== Task statement ==
Scan the listing below and copy every line holding "СССР".

== Exercise data ==
::::
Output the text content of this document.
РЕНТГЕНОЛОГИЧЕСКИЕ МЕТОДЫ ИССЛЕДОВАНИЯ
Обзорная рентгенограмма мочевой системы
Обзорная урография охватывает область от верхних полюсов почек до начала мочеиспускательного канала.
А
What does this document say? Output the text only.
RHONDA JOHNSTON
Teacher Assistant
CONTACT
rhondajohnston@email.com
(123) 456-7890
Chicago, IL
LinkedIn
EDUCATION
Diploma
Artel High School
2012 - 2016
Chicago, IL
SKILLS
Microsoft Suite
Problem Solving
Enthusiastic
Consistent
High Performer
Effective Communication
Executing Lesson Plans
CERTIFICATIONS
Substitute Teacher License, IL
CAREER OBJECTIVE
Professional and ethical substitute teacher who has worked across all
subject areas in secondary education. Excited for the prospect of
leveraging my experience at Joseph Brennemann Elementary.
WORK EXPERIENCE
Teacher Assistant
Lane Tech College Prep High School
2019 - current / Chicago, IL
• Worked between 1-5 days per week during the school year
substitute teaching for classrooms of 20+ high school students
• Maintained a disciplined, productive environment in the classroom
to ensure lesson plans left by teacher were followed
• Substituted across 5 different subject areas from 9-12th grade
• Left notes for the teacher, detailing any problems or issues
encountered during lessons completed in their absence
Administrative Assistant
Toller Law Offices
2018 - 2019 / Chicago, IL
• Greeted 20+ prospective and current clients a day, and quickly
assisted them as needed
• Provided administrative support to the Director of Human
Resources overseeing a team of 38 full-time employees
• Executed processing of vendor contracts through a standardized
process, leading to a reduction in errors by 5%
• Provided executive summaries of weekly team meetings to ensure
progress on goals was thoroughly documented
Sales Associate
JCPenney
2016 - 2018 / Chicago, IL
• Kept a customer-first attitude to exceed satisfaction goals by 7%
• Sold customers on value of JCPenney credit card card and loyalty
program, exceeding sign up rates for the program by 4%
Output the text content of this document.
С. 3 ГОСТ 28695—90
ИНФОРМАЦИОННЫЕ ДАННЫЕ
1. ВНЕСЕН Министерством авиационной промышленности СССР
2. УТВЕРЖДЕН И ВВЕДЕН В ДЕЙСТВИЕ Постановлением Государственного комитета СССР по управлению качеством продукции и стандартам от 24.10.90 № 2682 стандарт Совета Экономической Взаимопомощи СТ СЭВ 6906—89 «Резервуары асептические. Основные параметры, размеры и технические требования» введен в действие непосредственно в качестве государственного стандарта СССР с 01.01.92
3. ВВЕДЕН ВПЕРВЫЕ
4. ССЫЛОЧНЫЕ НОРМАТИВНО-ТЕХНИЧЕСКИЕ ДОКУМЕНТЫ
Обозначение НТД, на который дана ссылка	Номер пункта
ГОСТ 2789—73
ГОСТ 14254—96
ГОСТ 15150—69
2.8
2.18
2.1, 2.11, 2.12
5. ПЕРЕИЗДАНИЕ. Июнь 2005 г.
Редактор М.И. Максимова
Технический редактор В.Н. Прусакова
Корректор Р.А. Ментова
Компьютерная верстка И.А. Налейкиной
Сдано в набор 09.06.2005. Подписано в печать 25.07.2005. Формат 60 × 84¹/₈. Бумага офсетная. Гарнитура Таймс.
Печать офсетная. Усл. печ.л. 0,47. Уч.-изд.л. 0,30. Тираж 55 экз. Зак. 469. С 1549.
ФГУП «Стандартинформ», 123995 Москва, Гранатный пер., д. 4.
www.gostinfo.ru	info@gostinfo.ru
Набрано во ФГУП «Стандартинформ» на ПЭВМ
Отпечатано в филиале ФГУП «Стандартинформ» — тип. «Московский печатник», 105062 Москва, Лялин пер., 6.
::::
== Task solution ==
1. ВНЕСЕН Министерством авиационной промышленности СССР
2. УТВЕРЖДЕН И ВВЕДЕН В ДЕЙСТВИЕ Постановлением Государственного комитета СССР по управлению качеством продукции и стандартам от 24.10.90 № 2682 стандарт Совета Экономической Взаимопомощи СТ СЭВ 6906—89 «Резервуары асептические. Основные параметры, размеры и технические требования» введен в действие непосредственно в качестве государственного стандарта СССР с 01.01.92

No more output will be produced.